Find the lines that hold the word "structured" and return them.

(Data tied to figure images)
§ §

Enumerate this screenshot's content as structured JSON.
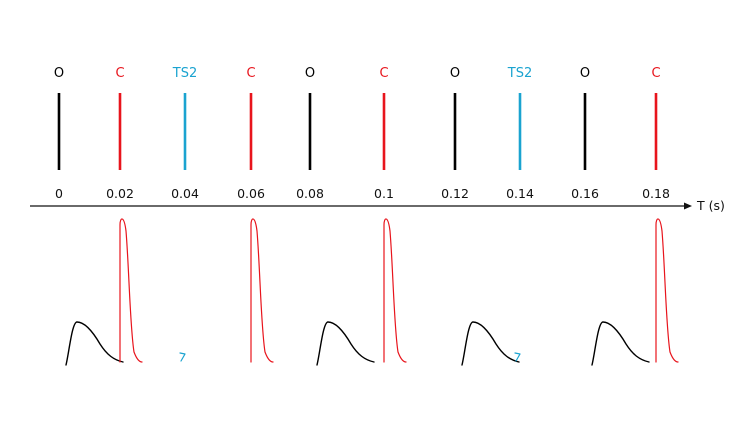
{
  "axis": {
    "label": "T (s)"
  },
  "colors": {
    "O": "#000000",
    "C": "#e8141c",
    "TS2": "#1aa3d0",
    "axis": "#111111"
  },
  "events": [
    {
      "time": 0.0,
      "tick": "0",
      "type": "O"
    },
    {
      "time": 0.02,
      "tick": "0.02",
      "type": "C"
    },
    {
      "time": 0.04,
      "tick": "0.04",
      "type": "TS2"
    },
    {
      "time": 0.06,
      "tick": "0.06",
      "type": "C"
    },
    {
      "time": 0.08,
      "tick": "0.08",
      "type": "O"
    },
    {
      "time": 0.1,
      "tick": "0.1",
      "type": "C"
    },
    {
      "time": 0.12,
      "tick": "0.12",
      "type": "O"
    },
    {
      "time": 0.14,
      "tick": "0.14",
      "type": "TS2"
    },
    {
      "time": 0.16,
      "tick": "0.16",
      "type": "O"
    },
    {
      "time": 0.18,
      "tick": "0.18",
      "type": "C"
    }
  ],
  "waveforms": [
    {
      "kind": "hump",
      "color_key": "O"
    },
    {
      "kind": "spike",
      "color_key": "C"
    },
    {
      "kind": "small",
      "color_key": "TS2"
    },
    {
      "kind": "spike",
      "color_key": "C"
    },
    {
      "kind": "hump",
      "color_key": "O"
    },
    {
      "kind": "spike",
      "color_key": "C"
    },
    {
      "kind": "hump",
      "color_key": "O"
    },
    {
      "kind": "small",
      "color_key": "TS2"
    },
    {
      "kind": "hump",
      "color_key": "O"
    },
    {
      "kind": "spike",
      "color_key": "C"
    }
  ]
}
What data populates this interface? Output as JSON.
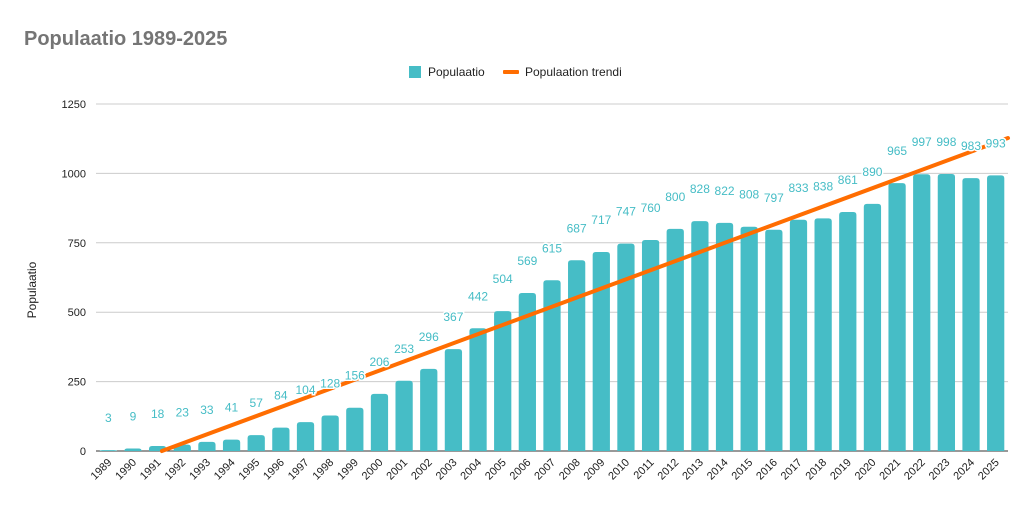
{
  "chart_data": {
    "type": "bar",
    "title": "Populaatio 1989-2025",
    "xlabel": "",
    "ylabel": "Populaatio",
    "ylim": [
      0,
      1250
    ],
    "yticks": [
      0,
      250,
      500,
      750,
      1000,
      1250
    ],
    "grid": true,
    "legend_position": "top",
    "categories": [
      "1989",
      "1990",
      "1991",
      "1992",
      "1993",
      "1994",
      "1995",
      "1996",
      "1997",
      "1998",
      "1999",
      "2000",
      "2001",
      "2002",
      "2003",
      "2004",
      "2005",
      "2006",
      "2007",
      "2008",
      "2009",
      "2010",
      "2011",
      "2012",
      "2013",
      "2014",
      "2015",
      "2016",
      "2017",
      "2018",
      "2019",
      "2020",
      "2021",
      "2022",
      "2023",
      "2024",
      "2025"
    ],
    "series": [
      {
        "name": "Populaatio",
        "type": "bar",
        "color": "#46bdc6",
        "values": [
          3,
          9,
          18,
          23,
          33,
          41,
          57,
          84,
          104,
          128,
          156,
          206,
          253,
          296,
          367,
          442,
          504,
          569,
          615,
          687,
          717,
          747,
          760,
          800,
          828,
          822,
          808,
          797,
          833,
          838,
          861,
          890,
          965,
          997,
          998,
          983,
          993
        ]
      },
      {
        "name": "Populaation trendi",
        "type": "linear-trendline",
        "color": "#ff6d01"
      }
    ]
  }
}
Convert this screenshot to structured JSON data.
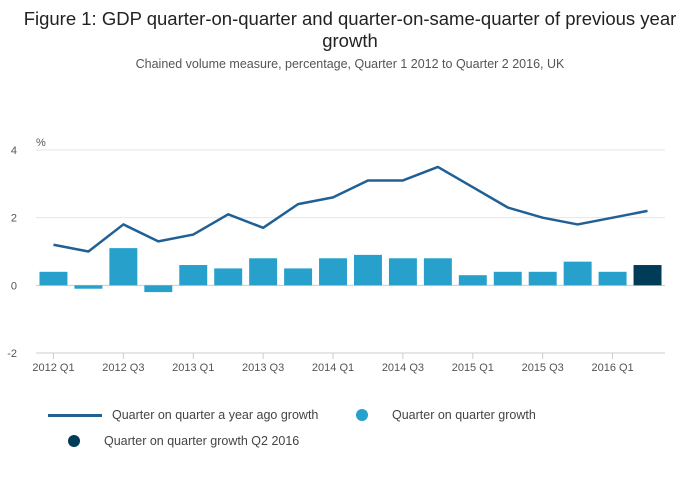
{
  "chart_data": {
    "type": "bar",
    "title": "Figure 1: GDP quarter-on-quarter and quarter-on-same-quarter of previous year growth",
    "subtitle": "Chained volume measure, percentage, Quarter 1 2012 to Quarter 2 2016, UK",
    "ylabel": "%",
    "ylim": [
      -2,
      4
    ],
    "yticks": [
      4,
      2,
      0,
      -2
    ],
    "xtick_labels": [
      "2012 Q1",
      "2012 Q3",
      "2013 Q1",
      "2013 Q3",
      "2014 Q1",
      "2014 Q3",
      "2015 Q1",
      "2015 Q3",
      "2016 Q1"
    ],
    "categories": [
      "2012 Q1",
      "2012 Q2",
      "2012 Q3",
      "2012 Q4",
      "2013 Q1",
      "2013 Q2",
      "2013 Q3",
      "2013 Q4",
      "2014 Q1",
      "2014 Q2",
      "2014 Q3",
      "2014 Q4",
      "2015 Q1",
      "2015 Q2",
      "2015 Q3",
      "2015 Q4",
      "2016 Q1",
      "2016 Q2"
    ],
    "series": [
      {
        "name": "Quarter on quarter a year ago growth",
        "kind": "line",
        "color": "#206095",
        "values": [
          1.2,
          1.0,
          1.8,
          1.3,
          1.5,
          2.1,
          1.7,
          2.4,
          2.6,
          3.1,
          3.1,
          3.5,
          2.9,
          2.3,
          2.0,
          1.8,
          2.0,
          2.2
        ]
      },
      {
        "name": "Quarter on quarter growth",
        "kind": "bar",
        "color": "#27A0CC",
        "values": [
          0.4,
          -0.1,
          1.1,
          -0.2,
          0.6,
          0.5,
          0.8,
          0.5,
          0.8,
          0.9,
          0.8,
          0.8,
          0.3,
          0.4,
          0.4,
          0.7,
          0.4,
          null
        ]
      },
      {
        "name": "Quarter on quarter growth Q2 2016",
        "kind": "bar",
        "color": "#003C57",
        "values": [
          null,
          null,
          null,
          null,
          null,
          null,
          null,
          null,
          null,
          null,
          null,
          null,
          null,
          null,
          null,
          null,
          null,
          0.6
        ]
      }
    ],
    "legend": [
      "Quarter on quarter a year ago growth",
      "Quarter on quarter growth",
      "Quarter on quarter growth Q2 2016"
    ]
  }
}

§ §

● **TASK ANSWER**
Enumerate this screenshot's content as structured JSON.
Convert this screenshot to structured JSON data.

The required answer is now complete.